((
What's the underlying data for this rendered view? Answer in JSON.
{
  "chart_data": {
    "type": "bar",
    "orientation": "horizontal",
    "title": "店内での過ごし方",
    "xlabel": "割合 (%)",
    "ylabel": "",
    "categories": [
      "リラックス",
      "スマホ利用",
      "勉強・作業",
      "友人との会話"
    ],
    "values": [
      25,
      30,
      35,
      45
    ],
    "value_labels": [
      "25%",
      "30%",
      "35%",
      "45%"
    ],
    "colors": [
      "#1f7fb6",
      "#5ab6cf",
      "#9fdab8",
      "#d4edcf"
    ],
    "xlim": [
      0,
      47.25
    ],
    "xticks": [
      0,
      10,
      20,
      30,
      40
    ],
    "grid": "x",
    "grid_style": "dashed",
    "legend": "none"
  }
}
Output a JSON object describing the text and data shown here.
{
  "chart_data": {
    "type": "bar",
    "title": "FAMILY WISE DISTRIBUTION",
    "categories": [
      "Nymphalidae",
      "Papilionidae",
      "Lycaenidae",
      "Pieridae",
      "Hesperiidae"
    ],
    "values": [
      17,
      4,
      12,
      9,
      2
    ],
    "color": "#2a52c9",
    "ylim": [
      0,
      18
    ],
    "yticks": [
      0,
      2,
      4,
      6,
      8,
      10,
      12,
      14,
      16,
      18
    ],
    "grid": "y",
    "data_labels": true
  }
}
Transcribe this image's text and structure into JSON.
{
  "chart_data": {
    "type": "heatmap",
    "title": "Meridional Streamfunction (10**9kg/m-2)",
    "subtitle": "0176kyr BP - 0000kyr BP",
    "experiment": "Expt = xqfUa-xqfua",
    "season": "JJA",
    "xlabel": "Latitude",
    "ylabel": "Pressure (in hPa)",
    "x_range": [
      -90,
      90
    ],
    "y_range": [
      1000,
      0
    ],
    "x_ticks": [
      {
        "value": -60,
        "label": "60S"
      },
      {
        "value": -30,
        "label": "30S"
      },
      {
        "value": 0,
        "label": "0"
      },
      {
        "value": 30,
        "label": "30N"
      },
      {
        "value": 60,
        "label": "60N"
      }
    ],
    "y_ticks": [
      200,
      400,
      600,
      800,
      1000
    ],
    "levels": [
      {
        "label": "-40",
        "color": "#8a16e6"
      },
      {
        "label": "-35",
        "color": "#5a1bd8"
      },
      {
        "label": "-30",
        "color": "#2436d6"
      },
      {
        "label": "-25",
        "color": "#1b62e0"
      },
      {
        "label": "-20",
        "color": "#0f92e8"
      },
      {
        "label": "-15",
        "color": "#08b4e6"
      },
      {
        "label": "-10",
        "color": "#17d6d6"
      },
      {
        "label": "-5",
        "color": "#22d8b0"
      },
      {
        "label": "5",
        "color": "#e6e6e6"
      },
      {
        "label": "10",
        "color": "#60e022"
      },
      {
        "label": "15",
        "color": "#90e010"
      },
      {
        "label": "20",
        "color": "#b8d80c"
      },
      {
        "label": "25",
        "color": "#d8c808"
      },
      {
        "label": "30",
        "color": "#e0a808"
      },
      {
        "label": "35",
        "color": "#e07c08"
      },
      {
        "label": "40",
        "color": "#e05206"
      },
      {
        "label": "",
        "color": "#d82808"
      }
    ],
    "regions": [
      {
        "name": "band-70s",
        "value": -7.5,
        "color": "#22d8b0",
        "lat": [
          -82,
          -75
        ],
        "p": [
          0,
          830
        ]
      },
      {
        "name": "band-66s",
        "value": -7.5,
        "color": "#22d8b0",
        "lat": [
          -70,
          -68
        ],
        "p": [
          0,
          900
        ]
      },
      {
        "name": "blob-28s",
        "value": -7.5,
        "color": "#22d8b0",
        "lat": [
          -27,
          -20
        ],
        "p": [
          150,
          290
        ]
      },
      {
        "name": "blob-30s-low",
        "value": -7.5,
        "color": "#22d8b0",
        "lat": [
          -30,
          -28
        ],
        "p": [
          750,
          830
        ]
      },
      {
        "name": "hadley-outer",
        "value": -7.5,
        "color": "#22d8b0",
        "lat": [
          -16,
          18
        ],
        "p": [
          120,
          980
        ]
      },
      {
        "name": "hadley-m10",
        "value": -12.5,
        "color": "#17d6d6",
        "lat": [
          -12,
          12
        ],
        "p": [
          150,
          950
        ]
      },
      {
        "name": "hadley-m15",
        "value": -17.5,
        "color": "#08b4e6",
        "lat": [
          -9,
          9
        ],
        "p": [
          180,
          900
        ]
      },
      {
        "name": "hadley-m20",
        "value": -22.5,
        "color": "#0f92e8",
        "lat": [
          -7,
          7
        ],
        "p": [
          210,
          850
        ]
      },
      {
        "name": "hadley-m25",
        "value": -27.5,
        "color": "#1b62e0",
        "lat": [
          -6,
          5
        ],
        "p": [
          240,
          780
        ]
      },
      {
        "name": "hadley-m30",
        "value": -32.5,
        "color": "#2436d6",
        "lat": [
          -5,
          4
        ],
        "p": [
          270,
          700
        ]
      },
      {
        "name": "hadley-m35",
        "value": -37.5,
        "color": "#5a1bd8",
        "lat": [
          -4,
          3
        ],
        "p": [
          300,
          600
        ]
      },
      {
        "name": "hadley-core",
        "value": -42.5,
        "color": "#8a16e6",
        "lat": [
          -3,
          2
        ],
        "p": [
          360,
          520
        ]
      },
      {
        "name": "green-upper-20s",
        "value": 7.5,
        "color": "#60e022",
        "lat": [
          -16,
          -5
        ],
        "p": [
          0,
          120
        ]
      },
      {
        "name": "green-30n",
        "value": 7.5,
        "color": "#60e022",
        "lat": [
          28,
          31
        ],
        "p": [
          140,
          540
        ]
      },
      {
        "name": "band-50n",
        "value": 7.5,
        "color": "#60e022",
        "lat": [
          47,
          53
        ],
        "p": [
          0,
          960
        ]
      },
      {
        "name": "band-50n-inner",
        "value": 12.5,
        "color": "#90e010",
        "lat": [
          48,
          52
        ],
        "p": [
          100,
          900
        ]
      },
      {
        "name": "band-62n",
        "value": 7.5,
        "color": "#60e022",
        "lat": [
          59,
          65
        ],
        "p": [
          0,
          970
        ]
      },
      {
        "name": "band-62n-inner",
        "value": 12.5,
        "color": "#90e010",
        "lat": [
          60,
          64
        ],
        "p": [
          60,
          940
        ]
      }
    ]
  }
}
))
▶ [WHAT THIS TASK INVOLVES]:
Set out every line from the material that contains the string "hadley".

▶ [RESULT OF THE EXERCISE]:
        "name": "hadley-outer",
        "name": "hadley-m10",
        "name": "hadley-m15",
        "name": "hadley-m20",
        "name": "hadley-m25",
        "name": "hadley-m30",
        "name": "hadley-m35",
        "name": "hadley-core",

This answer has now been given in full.